# Exercise objective
Search the material below for the word "关于学生医疗报销问题的建议". Copy every line that has it.

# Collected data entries
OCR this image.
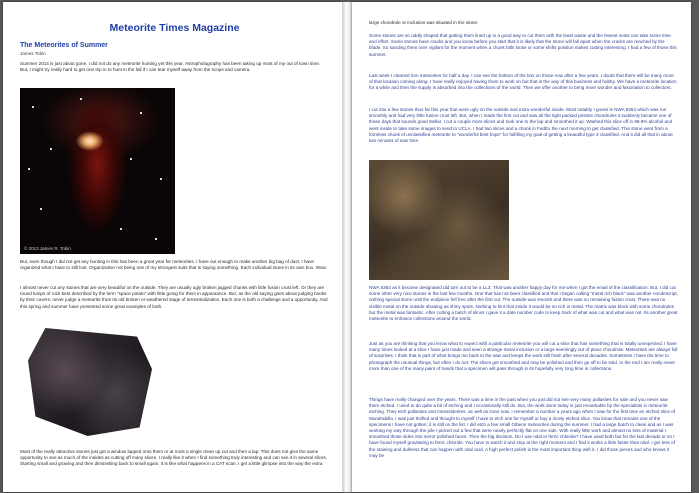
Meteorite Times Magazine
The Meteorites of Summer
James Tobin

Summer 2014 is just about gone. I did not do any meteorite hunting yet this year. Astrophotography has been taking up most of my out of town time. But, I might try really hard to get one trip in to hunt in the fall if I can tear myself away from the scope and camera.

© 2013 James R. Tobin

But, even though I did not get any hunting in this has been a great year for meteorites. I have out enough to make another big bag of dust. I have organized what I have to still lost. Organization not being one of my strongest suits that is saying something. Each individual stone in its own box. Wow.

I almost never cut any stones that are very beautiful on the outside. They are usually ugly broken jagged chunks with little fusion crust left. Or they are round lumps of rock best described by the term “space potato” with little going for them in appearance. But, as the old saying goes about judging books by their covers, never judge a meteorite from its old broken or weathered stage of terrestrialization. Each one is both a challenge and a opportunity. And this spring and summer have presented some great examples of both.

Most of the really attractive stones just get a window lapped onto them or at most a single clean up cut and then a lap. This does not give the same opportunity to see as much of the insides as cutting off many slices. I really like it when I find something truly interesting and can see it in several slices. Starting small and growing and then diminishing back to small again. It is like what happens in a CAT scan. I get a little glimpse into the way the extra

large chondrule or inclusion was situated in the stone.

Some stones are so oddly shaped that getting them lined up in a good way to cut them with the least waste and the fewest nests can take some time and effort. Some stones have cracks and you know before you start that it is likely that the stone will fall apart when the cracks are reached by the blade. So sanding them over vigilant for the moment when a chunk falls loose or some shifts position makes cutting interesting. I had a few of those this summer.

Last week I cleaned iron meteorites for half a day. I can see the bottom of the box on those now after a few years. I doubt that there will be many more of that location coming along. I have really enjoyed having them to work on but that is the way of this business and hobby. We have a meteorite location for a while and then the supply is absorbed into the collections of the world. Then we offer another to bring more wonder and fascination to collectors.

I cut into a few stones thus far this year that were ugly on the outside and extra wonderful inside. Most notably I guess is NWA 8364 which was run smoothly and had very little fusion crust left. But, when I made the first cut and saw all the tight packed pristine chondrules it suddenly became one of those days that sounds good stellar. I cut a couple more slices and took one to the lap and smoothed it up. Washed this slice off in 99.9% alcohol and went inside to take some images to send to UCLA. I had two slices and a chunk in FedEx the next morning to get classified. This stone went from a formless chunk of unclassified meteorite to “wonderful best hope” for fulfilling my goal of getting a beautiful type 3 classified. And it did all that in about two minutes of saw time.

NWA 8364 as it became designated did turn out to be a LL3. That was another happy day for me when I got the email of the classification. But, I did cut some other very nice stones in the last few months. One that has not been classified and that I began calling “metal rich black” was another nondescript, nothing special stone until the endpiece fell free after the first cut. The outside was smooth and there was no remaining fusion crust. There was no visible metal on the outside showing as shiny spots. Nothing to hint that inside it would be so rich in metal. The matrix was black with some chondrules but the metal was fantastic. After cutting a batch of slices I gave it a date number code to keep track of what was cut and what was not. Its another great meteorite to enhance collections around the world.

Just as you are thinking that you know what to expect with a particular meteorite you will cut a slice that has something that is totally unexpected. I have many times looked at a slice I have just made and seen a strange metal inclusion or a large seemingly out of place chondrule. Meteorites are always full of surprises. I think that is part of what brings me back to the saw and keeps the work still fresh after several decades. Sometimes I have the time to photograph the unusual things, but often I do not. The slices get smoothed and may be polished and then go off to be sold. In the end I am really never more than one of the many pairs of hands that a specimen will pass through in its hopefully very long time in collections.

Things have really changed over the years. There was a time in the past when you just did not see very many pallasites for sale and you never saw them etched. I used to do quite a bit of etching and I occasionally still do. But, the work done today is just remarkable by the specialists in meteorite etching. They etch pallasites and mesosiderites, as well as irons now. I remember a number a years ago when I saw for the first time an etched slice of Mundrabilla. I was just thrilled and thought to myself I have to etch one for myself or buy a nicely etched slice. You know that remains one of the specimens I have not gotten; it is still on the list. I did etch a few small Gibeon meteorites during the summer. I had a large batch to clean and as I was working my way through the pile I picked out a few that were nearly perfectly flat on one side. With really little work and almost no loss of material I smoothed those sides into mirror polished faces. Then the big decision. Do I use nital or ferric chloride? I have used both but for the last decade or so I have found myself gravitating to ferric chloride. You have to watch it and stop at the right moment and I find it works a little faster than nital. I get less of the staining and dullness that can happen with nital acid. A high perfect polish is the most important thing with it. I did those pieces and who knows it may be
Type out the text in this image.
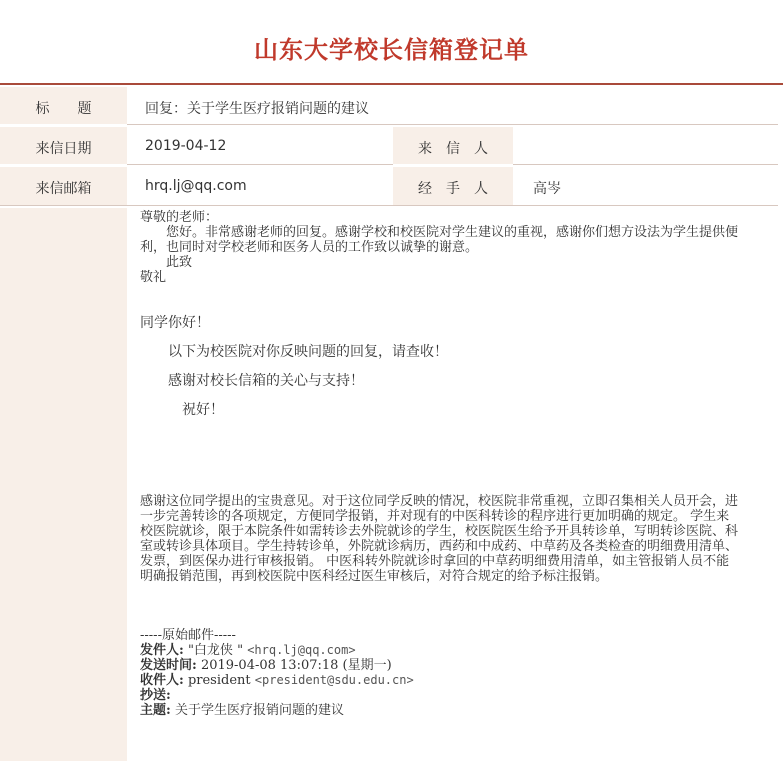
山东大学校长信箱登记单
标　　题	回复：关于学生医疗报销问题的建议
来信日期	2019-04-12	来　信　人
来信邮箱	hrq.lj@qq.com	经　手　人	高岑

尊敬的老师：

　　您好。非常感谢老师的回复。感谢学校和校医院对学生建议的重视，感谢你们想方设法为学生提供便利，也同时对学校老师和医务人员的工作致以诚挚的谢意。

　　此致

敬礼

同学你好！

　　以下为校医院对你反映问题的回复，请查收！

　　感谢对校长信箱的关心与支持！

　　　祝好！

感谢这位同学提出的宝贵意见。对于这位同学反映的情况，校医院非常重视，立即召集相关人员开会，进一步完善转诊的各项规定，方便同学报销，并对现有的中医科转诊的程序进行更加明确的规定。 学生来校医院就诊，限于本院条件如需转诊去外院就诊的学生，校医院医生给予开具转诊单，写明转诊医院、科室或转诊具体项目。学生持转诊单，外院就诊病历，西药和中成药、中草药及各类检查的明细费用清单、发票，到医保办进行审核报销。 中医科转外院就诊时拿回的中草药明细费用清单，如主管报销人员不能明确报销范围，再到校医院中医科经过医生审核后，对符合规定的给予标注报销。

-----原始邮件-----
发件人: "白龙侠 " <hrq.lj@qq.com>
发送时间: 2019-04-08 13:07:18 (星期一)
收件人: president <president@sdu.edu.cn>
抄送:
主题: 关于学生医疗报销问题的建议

# Finished exercise
标　　题	回复：关于学生医疗报销问题的建议
主题: 关于学生医疗报销问题的建议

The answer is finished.